Work to complete: Using the material below, copy every line where "Сополимер" appears.
START
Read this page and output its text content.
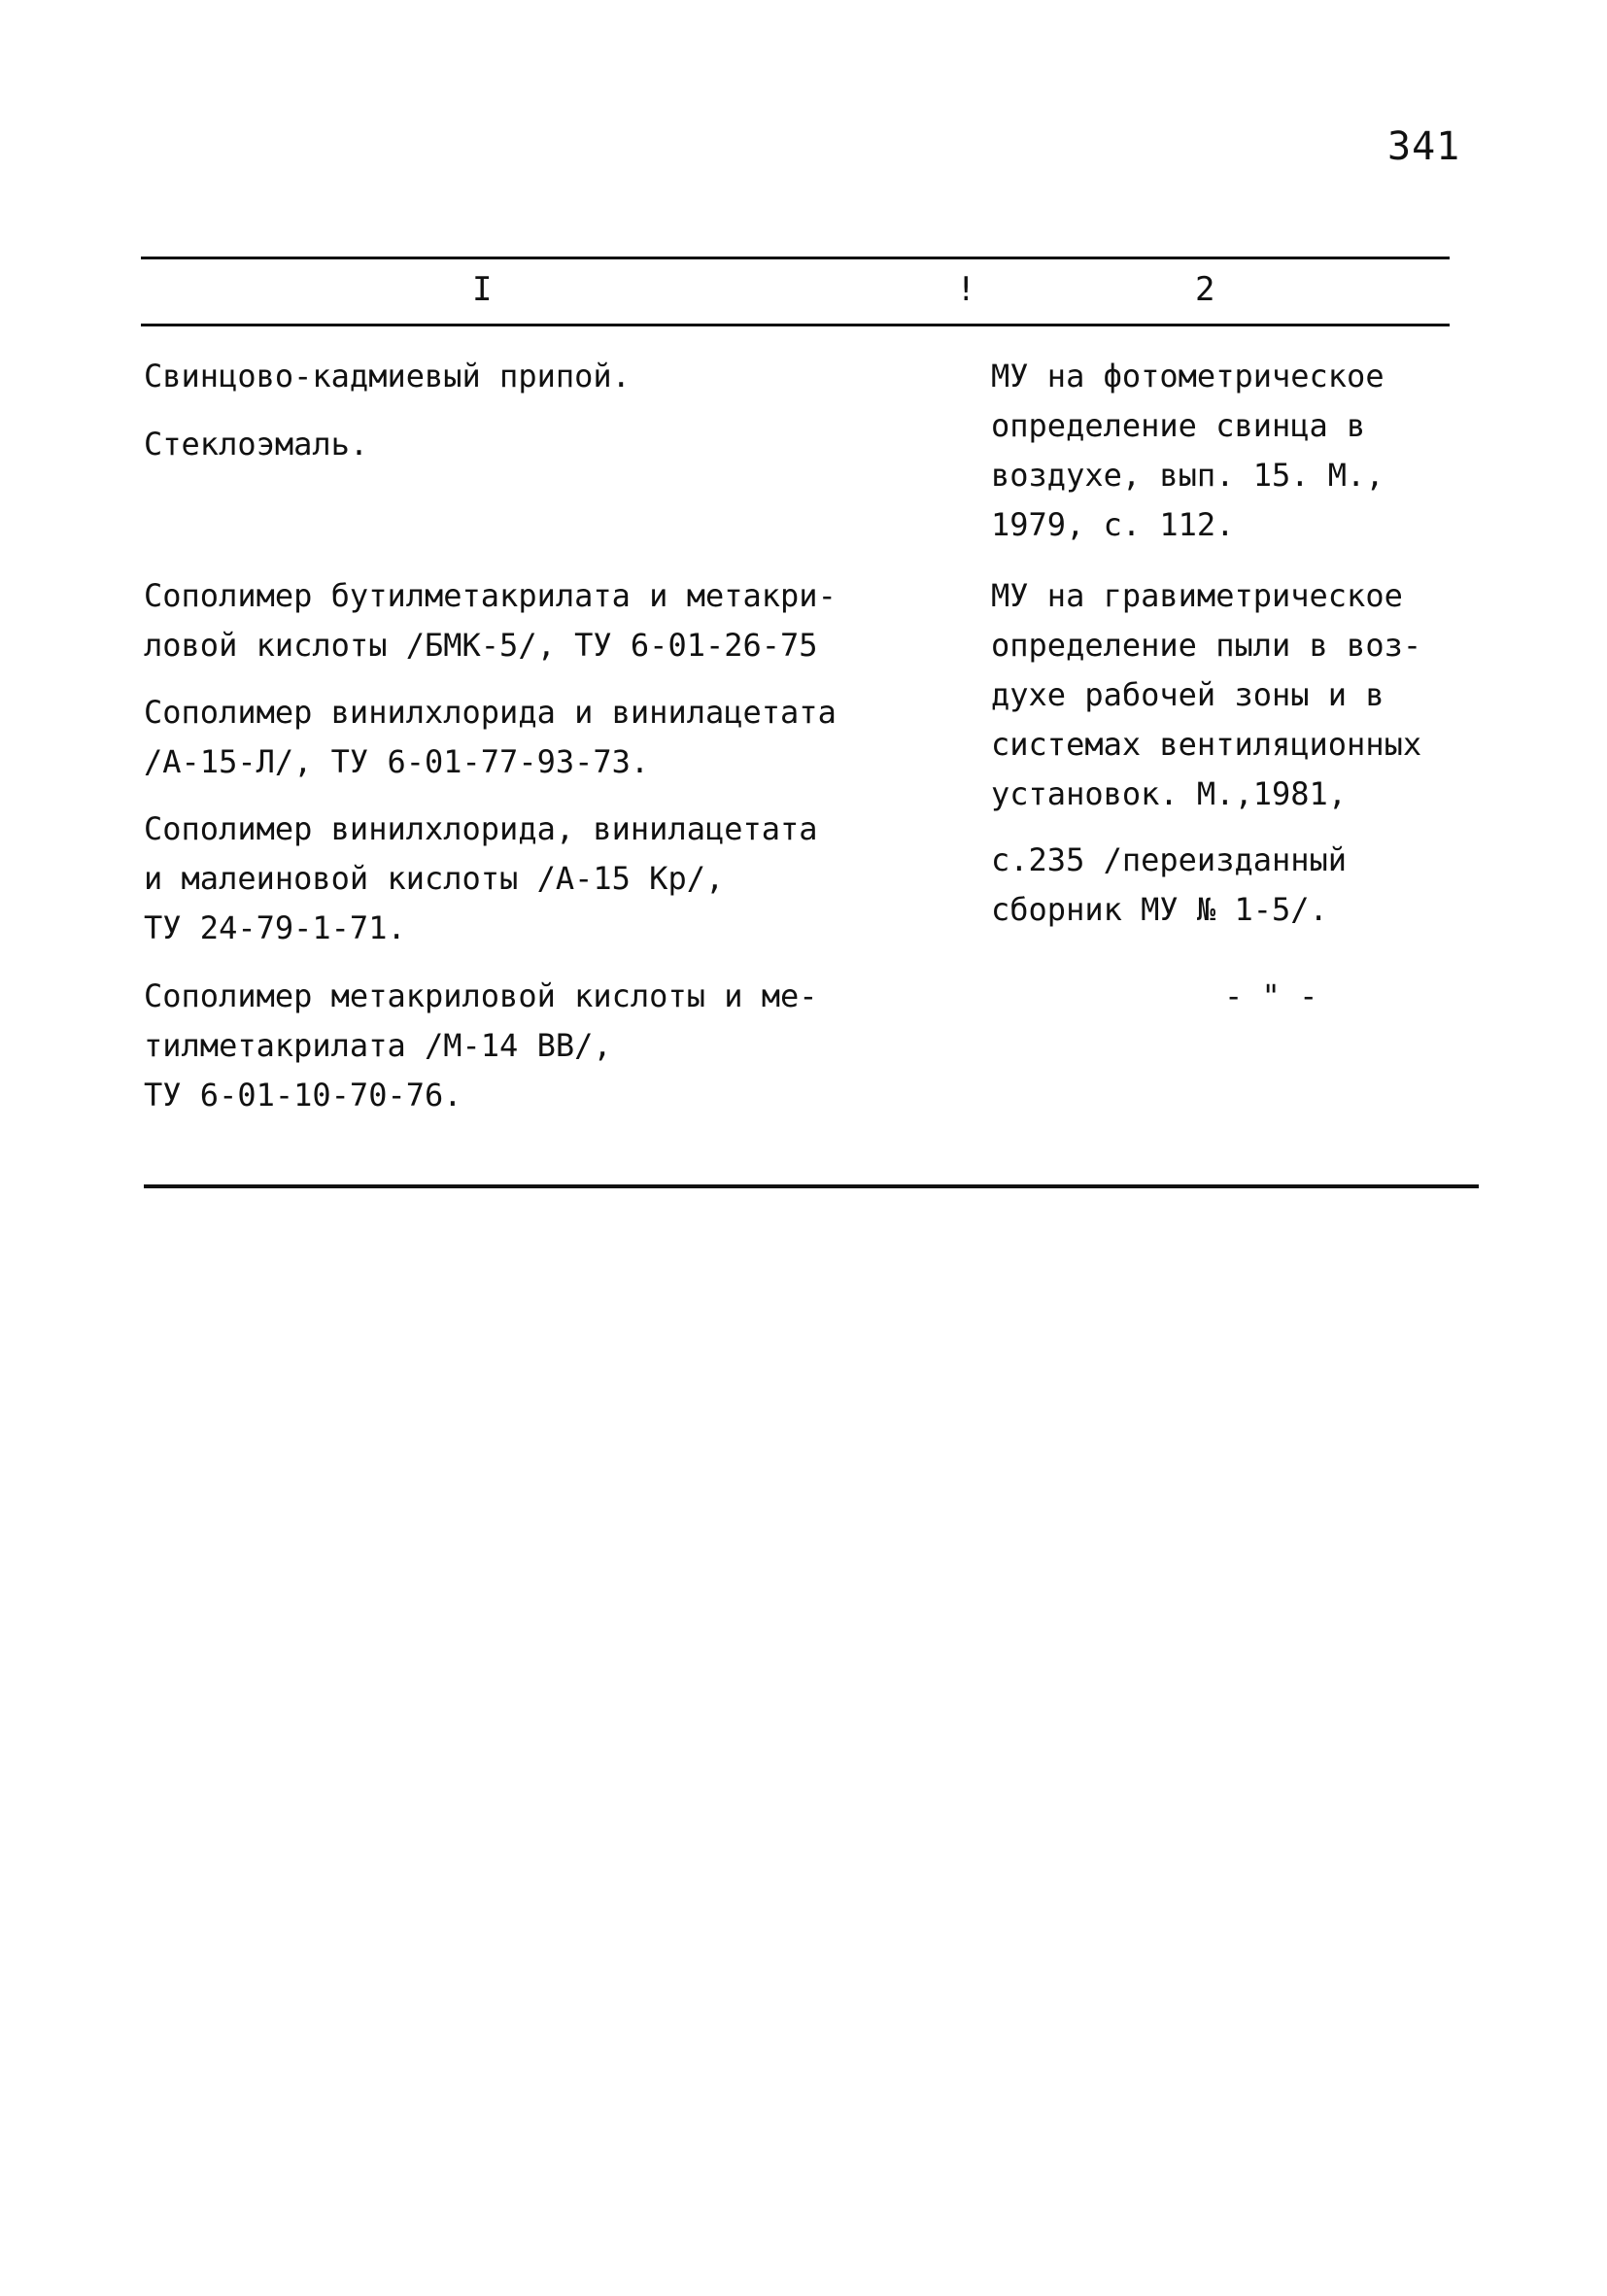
341
I	!	2

Свинцово-кадмиевый припой.

Стеклоэмаль.

Сополимер бутилметакрилата и метакри-

ловой кислоты /БМК-5/, ТУ 6-01-26-75

Сополимер винилхлорида и винилацетата

/А-15-Л/, ТУ 6-01-77-93-73.

Сополимер винилхлорида, винилацетата

и малеиновой кислоты /А-15 Кр/,

ТУ 24-79-1-71.

Сополимер метакриловой кислоты и ме-

тилметакрилата /М-14 ВВ/,

ТУ 6-01-10-70-76.

МУ на фотометрическое

определение свинца в

воздухе, вып. 15. М.,

1979, с. 112.

МУ на гравиметрическое

определение пыли в воз-

духе рабочей зоны и в

системах вентиляционных

установок. М.,1981,

с.235 /переизданный

сборник МУ № 1-5/.

- " -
END
Exercise response:
Сополимер бутилметакрилата и метакри-
Сополимер винилхлорида и винилацетата
Сополимер винилхлорида, винилацетата
Сополимер метакриловой кислоты и ме-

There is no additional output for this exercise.